| EXERCISE OBJECTIVE |
Return every line below in which "Built" appears.

(Stored data entries)
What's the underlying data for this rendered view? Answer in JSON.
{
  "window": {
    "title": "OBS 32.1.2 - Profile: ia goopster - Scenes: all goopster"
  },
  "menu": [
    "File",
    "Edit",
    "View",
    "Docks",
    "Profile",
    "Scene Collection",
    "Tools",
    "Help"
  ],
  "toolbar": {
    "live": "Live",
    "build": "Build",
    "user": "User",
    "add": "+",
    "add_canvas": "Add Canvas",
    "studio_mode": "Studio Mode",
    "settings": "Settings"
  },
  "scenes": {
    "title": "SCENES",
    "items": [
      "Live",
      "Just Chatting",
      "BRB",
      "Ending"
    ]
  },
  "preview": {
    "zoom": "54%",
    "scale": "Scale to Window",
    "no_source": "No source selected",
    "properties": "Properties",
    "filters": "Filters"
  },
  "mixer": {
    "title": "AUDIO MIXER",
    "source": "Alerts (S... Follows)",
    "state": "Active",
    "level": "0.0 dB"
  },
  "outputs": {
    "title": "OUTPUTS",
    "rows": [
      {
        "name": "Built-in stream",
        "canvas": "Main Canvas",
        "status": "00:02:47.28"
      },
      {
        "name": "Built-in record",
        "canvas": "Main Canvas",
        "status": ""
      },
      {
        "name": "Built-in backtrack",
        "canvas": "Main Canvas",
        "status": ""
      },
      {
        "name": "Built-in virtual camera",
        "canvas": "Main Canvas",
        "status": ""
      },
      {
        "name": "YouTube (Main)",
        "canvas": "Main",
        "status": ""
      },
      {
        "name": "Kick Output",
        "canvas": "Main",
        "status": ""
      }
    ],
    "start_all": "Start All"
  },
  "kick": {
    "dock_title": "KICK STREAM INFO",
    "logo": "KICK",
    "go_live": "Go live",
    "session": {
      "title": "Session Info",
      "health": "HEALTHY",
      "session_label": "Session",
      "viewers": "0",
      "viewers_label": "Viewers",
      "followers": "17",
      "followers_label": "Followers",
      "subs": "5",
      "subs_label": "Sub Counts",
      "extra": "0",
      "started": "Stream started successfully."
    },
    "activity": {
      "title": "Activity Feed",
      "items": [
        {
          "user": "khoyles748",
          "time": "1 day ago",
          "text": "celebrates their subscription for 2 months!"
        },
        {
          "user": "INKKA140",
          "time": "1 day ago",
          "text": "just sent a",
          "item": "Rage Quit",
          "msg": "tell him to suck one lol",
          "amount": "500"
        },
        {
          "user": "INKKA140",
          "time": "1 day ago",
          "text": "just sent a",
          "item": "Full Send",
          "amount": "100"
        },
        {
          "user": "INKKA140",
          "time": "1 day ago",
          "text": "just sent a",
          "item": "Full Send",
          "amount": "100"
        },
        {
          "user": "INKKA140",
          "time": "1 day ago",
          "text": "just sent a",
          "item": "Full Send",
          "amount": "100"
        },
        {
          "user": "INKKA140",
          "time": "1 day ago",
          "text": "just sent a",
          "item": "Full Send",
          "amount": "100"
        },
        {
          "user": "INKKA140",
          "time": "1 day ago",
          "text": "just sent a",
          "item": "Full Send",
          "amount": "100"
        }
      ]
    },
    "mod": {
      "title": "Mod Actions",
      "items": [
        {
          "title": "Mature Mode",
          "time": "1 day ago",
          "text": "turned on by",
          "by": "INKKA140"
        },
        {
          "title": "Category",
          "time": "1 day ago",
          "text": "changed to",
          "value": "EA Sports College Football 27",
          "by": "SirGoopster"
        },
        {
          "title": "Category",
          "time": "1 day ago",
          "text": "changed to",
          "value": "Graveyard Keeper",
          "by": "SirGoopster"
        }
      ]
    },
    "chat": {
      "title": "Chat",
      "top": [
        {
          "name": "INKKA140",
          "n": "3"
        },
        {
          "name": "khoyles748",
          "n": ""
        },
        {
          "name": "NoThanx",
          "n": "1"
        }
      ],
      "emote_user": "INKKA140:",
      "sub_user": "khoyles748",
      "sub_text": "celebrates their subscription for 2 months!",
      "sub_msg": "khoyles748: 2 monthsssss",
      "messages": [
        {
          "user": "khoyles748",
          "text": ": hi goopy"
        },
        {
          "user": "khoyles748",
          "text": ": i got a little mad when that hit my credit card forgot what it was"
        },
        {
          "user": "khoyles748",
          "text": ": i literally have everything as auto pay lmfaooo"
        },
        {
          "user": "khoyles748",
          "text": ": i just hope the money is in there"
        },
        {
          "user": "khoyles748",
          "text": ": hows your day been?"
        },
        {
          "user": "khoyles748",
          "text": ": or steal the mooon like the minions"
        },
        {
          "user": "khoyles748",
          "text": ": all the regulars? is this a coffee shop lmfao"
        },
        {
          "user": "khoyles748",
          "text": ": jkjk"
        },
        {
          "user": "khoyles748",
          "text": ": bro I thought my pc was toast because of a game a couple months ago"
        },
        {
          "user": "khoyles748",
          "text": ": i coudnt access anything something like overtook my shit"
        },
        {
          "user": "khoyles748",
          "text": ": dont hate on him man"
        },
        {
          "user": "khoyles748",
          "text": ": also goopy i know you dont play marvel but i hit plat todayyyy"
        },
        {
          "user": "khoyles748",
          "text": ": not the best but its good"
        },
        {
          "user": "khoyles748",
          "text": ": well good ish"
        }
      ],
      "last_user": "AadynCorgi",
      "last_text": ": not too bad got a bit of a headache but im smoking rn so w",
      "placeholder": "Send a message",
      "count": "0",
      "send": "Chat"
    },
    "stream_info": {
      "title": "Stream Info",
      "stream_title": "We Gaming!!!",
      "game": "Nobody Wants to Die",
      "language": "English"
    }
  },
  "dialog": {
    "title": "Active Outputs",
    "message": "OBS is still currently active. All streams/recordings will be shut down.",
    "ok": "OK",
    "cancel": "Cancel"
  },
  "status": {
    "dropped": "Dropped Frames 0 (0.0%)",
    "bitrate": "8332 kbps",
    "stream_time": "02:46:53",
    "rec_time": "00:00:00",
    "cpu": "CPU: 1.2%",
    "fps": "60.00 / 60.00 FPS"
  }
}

| ANSWER TO THE TASK |
        "name": "Built-in stream",
        "name": "Built-in record",
        "name": "Built-in backtrack",
        "name": "Built-in virtual camera",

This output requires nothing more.